WRITTEN EXERCISE
Go through the data below and gather each line containing "this".
----------------------------------------
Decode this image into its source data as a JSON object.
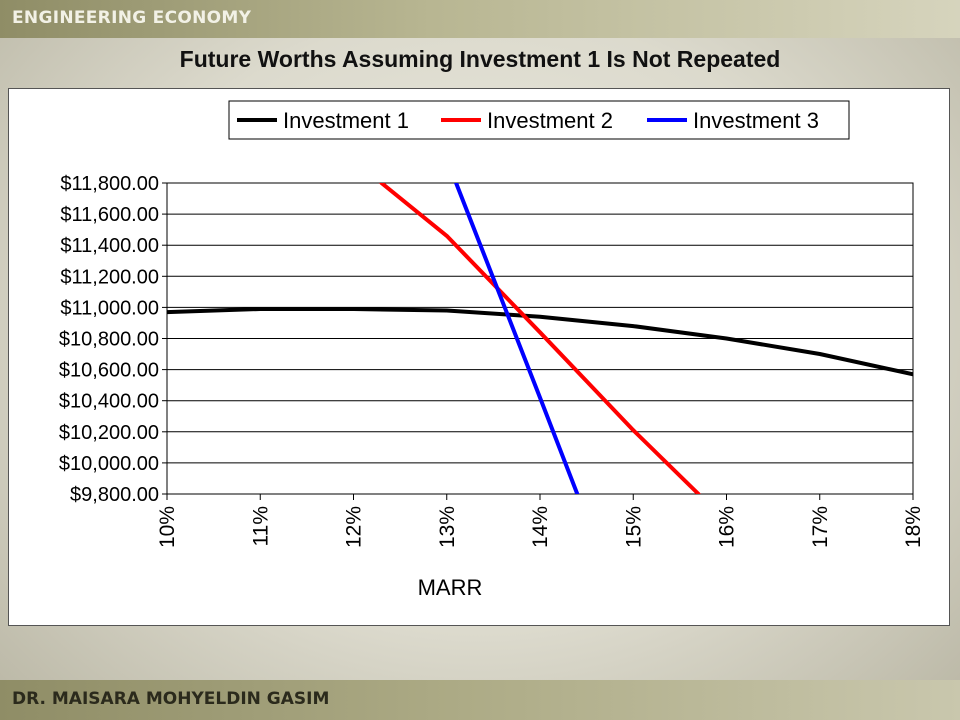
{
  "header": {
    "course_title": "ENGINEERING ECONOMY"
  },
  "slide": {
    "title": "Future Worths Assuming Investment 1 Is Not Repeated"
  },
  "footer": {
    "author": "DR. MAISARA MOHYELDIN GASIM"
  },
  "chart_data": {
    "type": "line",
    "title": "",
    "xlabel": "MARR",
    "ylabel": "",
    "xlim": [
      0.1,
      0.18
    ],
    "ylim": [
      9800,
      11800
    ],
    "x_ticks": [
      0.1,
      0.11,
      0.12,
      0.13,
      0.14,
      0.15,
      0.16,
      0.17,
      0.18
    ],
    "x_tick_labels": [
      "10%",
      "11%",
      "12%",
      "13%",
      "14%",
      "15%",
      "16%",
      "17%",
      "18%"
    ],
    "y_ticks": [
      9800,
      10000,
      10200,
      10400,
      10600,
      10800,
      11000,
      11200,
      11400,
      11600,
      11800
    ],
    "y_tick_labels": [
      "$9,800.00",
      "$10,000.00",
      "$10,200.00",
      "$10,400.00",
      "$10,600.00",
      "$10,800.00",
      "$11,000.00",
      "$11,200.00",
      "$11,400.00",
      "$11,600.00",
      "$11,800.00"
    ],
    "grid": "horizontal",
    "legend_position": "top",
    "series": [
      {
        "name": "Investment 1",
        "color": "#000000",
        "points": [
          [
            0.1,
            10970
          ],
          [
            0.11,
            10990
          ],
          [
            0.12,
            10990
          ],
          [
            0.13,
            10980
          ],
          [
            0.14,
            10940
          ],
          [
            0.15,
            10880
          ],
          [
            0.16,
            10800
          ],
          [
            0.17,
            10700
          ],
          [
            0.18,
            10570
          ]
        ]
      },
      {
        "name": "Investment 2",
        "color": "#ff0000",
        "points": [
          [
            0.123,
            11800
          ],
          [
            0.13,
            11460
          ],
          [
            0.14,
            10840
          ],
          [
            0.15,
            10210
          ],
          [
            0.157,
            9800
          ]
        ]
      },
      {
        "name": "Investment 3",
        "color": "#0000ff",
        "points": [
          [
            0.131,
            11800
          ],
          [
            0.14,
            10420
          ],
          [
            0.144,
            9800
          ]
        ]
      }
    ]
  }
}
----------------------------------------
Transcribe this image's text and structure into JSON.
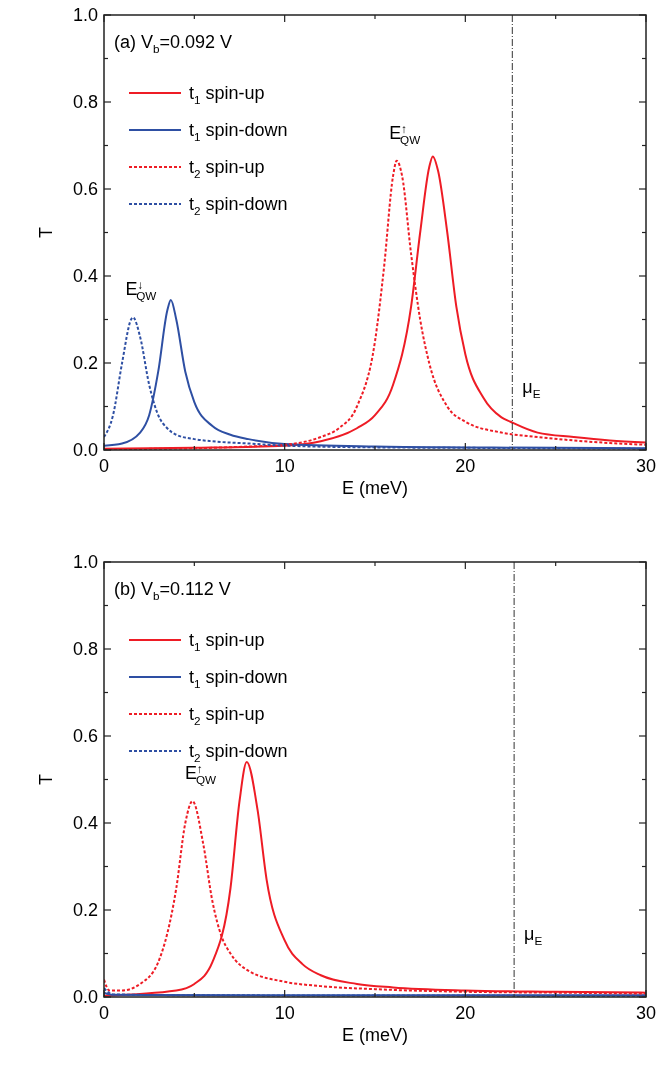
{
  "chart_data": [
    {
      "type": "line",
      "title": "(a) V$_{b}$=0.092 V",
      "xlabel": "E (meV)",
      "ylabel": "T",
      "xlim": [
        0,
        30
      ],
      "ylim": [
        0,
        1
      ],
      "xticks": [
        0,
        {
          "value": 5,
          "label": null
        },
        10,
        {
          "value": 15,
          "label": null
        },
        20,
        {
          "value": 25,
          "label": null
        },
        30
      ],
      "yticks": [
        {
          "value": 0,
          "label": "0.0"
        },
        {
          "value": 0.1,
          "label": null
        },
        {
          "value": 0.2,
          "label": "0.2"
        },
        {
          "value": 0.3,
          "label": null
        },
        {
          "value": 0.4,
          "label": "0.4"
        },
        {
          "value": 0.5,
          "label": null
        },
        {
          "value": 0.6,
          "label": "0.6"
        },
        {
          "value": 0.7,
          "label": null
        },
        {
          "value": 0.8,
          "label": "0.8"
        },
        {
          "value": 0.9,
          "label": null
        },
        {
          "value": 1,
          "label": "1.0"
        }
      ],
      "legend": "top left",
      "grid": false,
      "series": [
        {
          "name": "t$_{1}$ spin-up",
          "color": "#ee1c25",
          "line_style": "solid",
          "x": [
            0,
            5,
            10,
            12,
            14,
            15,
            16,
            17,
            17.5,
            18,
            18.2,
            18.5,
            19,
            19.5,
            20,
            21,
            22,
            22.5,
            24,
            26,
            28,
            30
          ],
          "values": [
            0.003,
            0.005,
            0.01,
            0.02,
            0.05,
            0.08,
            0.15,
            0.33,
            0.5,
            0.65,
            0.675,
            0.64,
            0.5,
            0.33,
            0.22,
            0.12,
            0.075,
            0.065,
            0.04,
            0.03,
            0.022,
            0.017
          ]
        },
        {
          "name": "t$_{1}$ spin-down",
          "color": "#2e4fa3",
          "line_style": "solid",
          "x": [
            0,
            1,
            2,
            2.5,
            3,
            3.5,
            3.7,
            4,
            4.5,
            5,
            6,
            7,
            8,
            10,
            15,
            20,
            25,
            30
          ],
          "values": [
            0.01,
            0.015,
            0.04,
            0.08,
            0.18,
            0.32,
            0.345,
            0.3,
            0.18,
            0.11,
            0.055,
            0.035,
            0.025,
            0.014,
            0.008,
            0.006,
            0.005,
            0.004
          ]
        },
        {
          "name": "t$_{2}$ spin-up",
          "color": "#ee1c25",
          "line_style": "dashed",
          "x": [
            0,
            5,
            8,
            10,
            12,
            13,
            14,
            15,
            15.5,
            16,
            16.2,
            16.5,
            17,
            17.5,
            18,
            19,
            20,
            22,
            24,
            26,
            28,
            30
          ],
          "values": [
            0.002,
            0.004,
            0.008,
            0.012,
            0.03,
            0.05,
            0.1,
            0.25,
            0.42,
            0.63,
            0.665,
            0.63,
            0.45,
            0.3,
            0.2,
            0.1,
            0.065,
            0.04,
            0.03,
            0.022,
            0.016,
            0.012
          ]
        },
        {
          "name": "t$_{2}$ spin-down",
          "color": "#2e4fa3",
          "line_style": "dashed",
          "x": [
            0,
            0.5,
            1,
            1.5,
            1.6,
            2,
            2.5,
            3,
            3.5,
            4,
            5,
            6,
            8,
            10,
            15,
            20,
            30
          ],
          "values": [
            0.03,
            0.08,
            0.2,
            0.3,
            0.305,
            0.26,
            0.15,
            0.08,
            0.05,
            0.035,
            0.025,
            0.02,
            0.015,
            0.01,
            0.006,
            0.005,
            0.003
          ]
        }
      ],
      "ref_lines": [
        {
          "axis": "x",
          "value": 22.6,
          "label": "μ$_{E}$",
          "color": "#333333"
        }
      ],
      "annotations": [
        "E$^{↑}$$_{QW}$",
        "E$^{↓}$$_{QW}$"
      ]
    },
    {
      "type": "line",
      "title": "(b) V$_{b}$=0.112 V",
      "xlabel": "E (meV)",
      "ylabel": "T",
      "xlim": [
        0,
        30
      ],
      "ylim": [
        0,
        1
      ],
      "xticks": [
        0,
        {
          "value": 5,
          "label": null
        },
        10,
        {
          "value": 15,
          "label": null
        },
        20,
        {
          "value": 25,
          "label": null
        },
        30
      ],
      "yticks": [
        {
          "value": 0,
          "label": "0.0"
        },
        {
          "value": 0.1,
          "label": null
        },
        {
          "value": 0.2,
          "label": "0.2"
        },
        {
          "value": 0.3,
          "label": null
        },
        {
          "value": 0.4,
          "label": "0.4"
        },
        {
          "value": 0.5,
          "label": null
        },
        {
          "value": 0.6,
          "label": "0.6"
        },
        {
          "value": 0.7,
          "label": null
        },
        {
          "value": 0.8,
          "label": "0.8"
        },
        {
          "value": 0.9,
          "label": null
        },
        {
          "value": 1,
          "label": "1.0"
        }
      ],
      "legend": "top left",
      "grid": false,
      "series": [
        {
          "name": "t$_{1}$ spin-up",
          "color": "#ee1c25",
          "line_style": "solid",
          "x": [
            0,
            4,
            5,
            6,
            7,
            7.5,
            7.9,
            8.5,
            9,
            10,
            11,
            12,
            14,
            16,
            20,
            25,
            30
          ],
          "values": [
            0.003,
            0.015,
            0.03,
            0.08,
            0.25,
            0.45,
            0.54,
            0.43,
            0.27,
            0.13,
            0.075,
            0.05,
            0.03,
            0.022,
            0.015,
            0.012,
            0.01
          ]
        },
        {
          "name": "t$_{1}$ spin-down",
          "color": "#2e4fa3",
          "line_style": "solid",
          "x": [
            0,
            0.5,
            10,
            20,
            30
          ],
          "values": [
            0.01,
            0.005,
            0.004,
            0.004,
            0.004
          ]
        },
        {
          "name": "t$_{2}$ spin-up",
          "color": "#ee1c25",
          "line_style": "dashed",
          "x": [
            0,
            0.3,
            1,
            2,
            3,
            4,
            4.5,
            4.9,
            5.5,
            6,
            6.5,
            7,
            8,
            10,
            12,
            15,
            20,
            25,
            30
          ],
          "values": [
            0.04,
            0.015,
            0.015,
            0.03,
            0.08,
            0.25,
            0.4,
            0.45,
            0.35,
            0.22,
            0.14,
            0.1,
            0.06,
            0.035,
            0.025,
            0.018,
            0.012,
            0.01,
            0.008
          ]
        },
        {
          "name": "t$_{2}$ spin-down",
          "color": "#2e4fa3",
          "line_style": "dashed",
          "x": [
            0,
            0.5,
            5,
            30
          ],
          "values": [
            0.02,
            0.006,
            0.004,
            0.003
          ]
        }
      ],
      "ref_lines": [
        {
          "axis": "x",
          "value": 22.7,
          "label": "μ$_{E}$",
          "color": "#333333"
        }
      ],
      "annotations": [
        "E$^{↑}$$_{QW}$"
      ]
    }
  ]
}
----------------------------------------
COMPLETE RESPONSE
Decode this image into its source data as a JSON object.
Transcribe this image's text and structure into JSON.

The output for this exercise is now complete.